Would you copy all lines in the data that contain the word "this"?

[Recorded data]
★ ★ ★ ★ ★

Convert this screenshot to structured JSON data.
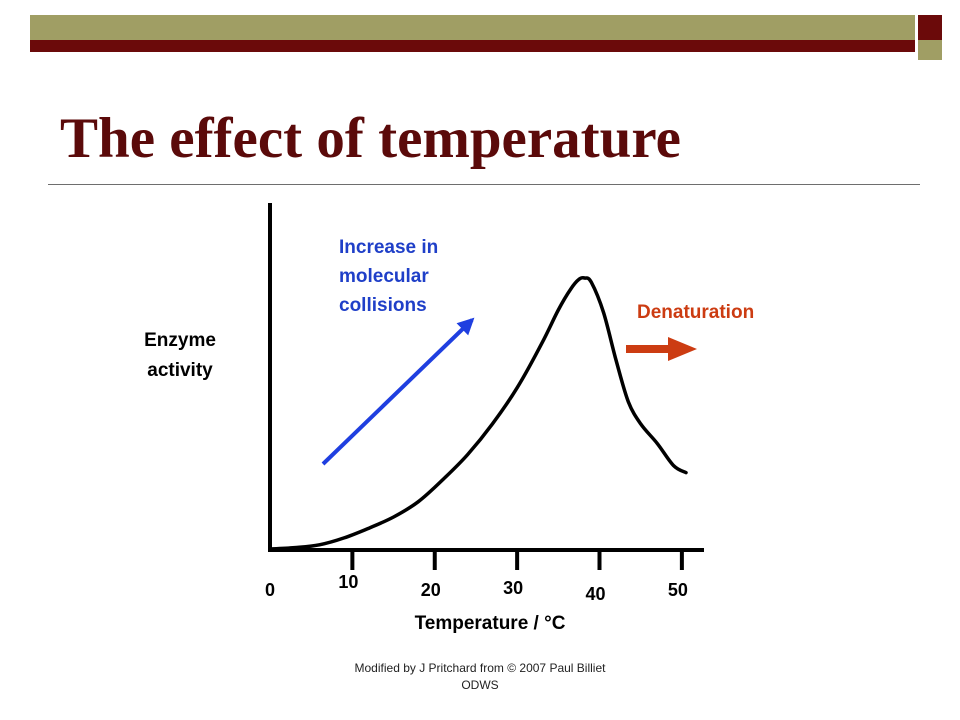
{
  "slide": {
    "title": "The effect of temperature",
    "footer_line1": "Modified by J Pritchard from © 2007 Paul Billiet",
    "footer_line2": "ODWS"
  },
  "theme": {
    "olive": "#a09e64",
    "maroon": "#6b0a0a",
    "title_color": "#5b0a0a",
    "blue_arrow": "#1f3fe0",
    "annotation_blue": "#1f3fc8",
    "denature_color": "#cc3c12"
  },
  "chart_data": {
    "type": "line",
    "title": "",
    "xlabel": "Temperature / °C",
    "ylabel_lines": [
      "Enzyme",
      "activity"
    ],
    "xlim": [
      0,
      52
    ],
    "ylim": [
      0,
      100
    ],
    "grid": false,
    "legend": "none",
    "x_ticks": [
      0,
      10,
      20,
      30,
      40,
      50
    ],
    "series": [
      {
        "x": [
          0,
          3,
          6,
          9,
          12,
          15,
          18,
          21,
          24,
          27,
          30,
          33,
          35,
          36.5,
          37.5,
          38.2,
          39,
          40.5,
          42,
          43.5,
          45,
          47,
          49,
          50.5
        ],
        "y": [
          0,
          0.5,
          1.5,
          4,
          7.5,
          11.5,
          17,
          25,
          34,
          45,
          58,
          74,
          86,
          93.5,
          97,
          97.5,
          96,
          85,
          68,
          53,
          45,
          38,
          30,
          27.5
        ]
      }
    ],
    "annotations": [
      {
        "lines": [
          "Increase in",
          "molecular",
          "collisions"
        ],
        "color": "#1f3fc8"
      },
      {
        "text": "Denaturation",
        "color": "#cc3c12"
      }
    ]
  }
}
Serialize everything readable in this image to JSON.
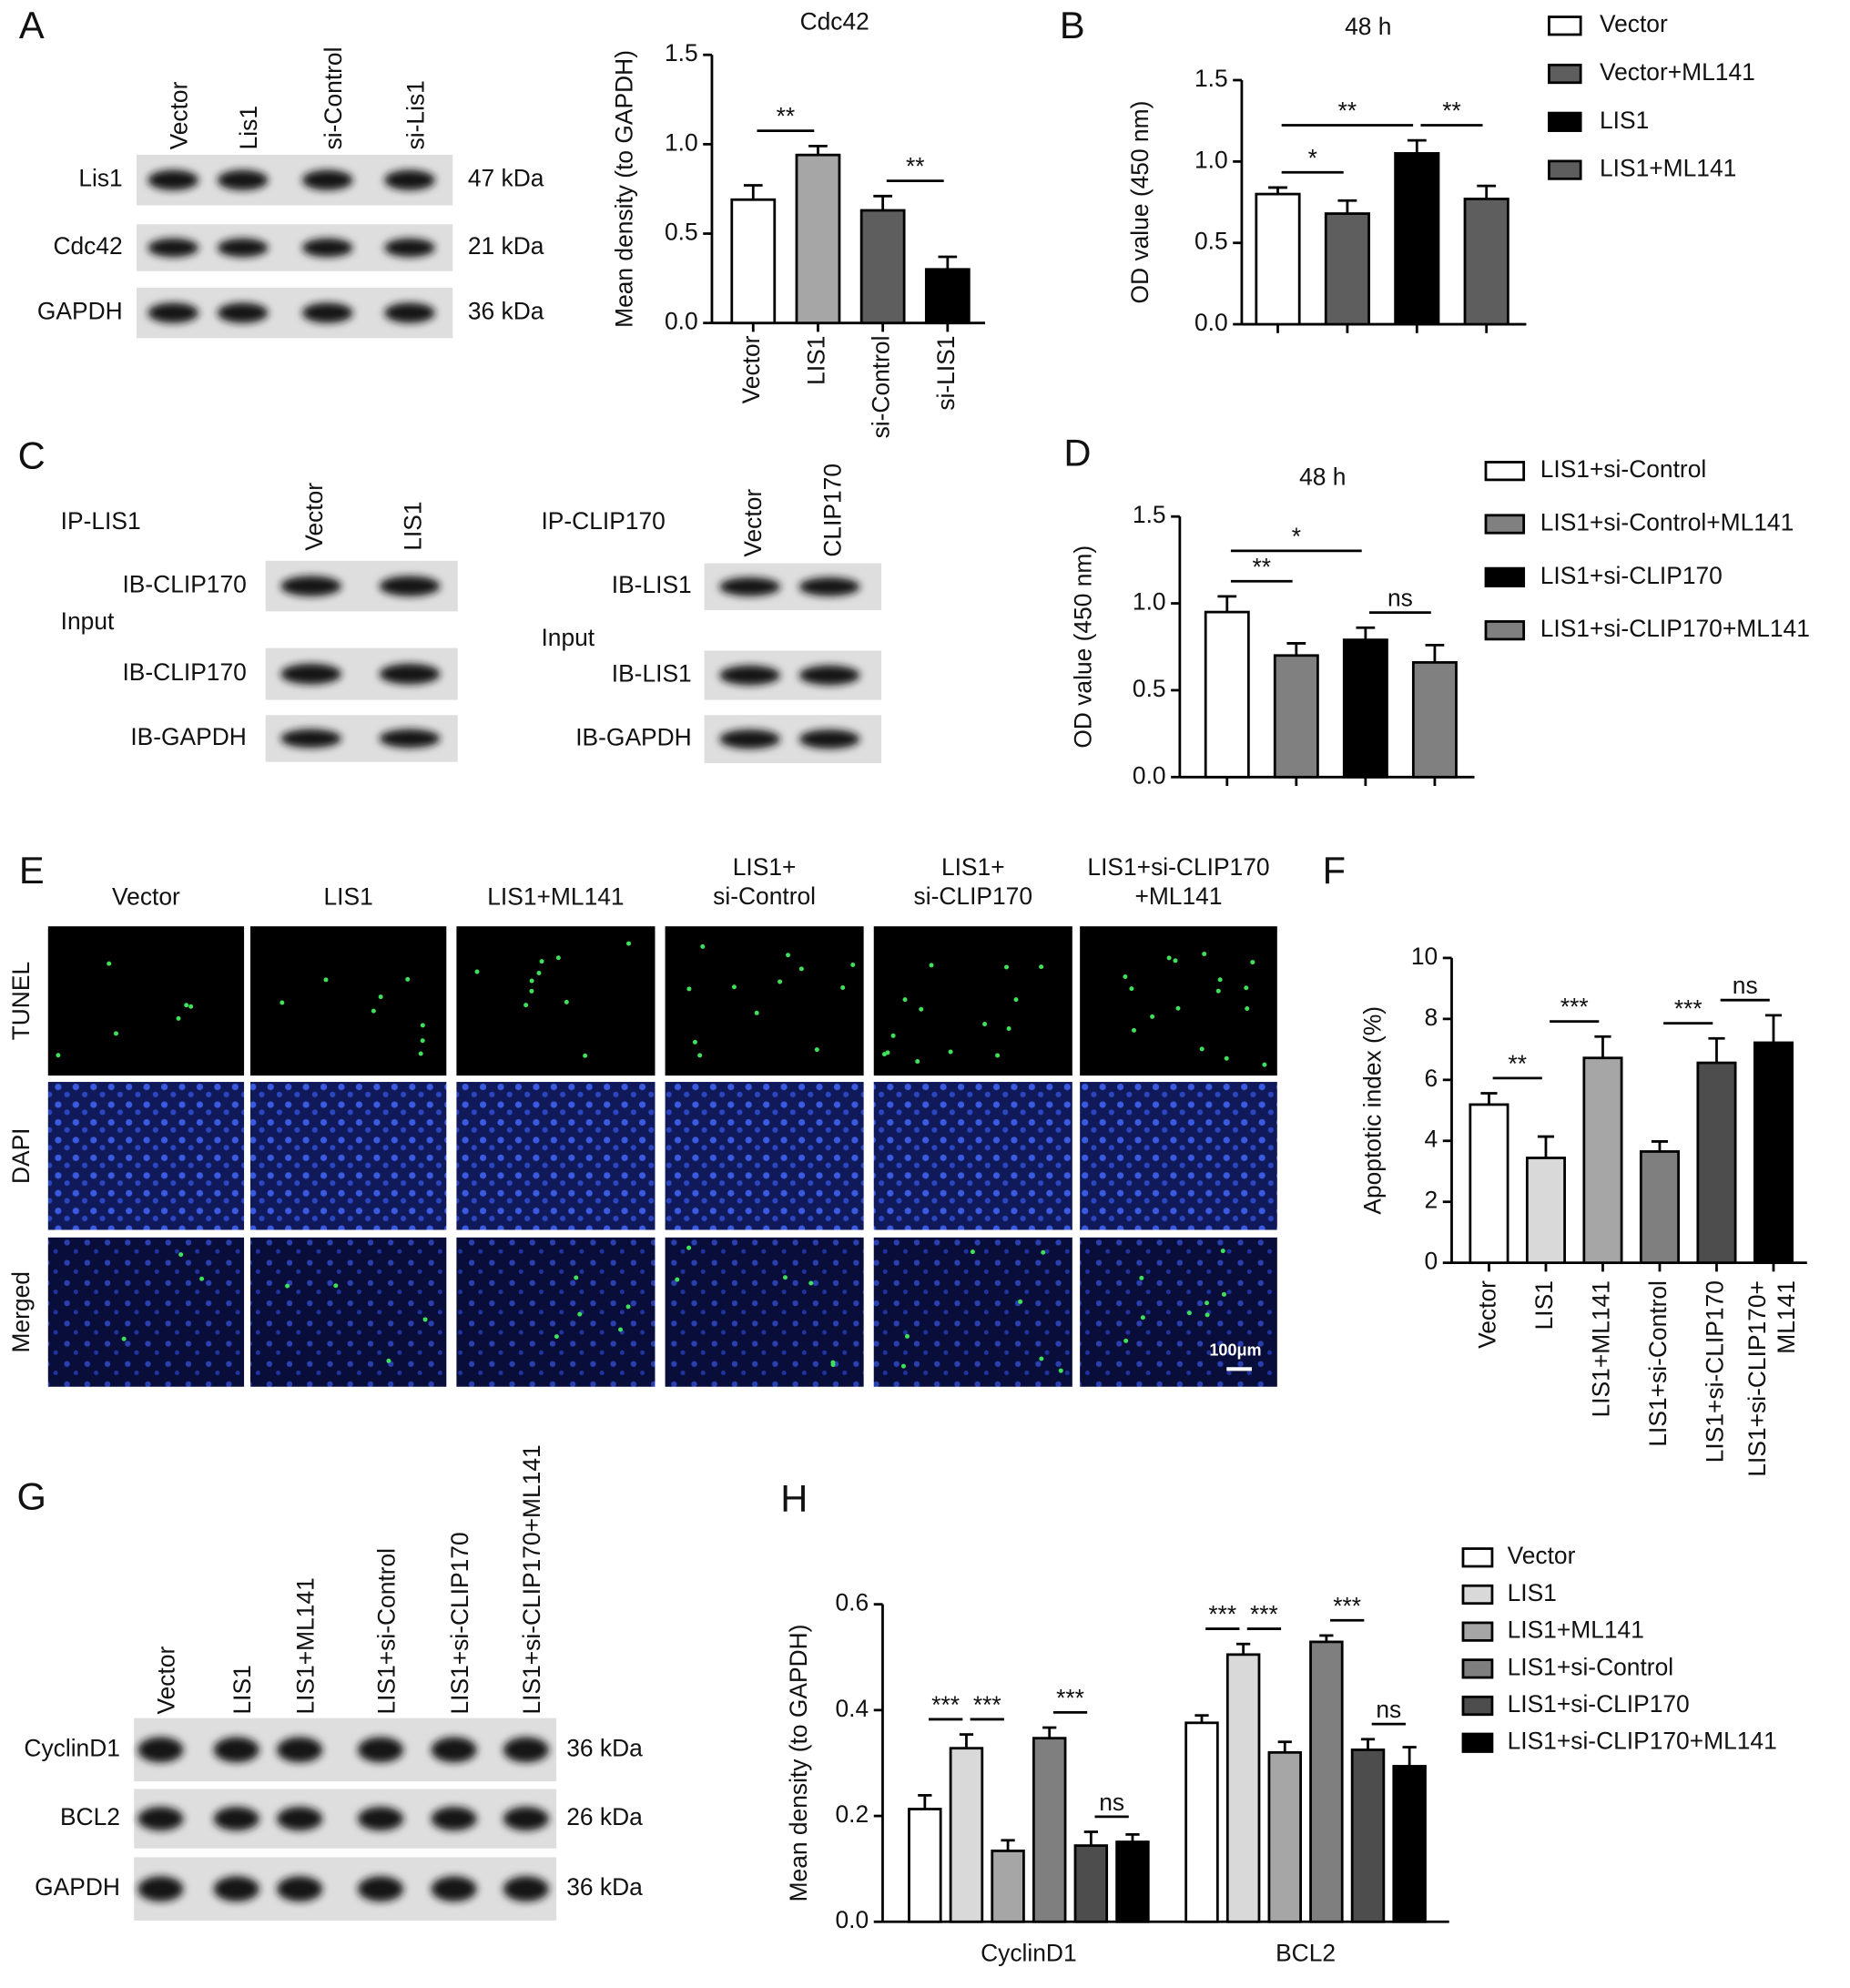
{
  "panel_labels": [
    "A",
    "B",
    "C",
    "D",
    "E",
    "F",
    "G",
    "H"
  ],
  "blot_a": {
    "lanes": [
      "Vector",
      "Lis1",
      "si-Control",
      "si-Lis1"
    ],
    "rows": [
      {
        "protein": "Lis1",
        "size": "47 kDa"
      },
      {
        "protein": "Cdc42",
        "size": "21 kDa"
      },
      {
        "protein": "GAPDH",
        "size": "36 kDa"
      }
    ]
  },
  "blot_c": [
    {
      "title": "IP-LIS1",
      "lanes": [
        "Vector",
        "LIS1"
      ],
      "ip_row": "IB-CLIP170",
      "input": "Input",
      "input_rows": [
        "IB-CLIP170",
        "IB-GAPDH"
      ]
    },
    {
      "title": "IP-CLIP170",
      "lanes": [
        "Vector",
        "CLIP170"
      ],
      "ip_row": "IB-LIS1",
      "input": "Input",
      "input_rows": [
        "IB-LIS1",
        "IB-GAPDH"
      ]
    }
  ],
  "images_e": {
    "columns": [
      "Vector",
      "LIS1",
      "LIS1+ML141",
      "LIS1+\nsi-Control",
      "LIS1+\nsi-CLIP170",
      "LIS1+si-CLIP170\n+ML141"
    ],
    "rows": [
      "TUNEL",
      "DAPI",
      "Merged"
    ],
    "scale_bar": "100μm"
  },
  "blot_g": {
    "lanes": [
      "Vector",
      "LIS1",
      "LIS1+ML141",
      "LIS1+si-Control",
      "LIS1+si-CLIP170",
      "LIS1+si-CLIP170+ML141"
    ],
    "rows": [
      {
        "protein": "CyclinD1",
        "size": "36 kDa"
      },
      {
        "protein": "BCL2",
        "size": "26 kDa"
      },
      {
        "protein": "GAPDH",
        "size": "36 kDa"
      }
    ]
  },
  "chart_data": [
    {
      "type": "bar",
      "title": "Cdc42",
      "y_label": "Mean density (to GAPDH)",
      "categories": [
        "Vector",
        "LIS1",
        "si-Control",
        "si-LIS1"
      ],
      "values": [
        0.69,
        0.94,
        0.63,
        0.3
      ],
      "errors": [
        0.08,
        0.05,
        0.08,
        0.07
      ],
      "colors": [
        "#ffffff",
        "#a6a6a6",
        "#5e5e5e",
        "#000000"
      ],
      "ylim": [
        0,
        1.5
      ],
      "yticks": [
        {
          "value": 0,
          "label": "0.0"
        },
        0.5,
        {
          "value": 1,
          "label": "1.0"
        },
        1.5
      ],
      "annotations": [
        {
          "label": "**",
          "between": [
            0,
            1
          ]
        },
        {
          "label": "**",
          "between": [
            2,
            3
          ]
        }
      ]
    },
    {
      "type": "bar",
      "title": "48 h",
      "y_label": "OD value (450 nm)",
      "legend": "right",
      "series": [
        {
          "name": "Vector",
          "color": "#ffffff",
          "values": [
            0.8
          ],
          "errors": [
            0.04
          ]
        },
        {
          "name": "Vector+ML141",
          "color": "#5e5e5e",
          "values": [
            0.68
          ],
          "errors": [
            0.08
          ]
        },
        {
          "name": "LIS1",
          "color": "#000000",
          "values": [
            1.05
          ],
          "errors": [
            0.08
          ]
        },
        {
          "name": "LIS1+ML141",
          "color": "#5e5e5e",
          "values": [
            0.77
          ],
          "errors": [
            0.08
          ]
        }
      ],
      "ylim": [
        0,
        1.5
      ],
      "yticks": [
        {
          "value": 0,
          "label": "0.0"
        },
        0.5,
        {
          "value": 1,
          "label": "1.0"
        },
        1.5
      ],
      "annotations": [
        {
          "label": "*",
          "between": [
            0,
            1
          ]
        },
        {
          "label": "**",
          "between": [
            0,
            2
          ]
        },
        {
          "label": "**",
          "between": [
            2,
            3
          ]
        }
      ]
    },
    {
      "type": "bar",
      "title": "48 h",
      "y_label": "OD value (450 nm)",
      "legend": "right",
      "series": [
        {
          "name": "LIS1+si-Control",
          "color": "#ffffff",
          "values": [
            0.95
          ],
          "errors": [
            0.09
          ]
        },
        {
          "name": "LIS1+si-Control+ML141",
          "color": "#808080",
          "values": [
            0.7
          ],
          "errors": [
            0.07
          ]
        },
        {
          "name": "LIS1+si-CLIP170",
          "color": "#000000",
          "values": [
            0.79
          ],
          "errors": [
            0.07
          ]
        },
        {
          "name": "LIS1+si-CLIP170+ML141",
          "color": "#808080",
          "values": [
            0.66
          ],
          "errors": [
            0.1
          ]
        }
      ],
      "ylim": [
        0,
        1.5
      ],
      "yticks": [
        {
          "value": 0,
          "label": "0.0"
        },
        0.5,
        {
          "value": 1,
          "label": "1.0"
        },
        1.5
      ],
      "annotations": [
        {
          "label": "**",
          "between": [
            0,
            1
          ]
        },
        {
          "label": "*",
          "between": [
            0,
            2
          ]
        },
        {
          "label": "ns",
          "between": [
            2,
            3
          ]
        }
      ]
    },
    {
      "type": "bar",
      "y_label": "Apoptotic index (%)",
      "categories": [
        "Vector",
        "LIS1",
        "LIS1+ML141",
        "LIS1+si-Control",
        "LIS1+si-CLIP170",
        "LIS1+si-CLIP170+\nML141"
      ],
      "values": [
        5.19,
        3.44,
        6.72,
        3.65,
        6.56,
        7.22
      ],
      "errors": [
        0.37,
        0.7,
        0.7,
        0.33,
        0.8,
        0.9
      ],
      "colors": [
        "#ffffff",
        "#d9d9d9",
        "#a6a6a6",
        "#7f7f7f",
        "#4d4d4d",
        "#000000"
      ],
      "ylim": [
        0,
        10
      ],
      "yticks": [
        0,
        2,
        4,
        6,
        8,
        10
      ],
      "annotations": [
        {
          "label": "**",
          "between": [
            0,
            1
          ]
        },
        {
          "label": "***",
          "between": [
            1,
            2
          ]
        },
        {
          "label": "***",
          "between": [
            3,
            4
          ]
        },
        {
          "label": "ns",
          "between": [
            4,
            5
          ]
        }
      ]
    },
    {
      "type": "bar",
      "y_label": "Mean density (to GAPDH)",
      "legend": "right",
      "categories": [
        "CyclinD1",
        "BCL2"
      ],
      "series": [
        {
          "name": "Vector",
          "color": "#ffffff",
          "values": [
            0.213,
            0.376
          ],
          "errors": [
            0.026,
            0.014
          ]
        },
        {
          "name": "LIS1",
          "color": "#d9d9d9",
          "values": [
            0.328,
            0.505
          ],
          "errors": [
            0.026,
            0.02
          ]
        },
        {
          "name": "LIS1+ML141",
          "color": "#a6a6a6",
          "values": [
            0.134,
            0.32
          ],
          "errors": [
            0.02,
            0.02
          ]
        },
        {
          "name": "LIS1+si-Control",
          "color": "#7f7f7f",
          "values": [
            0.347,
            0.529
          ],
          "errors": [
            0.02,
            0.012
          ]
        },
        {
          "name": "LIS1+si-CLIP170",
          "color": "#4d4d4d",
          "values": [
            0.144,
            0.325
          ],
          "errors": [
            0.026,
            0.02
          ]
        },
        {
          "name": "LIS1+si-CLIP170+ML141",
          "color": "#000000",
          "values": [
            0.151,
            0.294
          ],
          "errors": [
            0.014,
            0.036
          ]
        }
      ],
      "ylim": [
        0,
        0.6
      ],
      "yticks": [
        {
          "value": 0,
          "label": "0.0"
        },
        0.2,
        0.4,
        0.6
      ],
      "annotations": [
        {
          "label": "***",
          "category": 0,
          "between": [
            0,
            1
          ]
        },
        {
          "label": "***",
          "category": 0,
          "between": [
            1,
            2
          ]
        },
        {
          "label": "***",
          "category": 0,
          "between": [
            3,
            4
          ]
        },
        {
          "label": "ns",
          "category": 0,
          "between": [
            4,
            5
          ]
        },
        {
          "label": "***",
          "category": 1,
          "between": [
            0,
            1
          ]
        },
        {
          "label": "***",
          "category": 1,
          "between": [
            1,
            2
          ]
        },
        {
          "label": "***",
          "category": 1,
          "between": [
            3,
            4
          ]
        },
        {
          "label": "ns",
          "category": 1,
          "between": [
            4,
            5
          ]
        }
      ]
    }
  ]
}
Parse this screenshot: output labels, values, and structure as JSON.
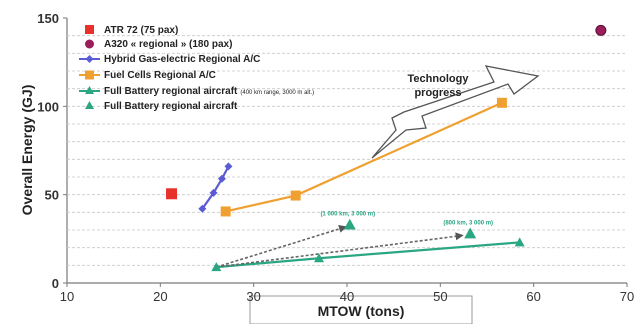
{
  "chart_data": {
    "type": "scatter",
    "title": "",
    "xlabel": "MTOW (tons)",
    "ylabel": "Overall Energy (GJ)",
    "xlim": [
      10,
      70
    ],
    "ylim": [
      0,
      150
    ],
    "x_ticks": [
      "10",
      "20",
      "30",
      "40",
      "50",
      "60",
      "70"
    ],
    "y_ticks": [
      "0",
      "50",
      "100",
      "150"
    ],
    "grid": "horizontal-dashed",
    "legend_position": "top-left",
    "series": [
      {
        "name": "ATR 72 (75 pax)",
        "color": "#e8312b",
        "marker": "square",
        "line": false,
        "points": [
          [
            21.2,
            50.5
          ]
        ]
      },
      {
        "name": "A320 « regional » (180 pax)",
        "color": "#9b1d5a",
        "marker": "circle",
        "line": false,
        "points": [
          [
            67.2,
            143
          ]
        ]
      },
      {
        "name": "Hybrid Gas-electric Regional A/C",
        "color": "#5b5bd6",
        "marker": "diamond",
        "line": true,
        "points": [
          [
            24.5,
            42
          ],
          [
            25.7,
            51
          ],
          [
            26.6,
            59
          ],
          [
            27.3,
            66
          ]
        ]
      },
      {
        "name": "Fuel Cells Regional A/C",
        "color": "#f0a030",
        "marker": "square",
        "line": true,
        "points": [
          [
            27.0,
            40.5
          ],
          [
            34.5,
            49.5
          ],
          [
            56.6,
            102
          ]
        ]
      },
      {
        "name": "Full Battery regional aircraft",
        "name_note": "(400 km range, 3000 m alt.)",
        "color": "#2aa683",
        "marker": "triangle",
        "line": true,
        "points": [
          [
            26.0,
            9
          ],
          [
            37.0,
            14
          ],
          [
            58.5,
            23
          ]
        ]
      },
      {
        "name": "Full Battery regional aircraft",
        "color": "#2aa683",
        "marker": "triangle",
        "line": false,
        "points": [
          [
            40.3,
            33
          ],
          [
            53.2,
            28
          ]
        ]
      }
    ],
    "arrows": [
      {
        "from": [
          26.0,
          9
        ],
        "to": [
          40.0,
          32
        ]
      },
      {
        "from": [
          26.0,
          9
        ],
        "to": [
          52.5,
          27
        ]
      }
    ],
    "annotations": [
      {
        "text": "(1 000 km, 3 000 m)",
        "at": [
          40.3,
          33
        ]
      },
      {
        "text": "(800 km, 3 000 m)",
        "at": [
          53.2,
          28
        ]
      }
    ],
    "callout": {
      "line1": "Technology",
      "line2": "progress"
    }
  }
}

★ ★ ★ ★ ★

EXPECTED OUTPUT:
Convert this screenshot to structured JSON data.
Serialize everything readable in this image to JSON.
Parse this screenshot: output labels, values, and structure as JSON.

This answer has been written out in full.